#### WHAT IS BEING ASKED:
Pull out every line below containing the word "text".

#### STORED DATA:

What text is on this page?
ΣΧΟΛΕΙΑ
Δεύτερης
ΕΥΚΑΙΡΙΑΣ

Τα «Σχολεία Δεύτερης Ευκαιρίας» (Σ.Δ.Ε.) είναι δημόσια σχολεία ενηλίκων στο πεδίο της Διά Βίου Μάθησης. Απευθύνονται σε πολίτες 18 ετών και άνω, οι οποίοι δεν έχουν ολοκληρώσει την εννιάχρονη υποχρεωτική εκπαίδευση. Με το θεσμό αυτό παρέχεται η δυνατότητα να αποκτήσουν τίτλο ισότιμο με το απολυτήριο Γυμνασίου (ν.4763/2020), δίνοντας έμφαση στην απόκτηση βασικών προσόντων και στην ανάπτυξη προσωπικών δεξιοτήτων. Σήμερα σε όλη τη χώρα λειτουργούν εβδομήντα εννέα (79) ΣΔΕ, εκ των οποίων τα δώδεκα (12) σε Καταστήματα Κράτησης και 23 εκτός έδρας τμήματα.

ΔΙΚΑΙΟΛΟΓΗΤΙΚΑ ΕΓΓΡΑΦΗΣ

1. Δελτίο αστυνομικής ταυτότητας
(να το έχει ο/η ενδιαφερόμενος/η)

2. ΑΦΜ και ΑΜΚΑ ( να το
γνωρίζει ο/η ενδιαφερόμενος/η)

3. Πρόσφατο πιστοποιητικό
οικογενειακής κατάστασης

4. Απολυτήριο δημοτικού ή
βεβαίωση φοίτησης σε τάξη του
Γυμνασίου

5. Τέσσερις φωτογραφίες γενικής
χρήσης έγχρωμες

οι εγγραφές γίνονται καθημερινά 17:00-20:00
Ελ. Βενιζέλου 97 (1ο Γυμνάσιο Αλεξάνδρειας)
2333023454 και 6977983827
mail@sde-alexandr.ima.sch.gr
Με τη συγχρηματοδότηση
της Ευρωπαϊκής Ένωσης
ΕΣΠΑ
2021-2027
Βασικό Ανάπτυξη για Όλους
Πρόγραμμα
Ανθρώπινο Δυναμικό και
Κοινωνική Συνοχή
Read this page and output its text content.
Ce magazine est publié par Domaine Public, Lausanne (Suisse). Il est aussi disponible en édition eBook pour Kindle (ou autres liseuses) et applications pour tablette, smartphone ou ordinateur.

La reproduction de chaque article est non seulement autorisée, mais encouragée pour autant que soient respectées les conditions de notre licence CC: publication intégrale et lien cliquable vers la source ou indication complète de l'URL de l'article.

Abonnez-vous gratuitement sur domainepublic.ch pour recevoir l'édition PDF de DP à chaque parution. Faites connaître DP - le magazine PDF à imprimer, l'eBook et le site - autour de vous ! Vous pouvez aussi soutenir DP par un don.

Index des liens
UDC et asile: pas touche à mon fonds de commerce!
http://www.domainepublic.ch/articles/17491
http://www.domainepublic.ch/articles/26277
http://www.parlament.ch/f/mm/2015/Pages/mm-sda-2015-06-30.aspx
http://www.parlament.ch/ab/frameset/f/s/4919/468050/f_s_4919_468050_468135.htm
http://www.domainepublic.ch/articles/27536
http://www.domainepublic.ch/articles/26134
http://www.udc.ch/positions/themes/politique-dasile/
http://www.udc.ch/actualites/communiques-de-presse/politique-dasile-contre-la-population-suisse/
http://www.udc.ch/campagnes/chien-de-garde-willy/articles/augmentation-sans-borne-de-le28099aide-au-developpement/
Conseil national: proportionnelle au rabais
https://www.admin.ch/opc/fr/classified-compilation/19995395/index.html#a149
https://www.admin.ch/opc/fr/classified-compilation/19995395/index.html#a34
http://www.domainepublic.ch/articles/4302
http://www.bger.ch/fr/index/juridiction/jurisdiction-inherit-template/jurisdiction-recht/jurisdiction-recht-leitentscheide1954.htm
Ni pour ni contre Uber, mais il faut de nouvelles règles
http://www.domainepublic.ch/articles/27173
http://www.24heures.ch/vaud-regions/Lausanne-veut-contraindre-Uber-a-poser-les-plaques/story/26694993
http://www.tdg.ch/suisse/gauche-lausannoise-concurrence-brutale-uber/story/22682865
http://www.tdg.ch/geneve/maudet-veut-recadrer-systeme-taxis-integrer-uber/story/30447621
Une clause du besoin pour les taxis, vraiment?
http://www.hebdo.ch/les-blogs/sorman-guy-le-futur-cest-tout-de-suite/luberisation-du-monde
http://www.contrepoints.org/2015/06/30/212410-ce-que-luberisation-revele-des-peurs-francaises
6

#### ANSWER TO THIS TASK:
What text is on this page?
Read this page and output its text content.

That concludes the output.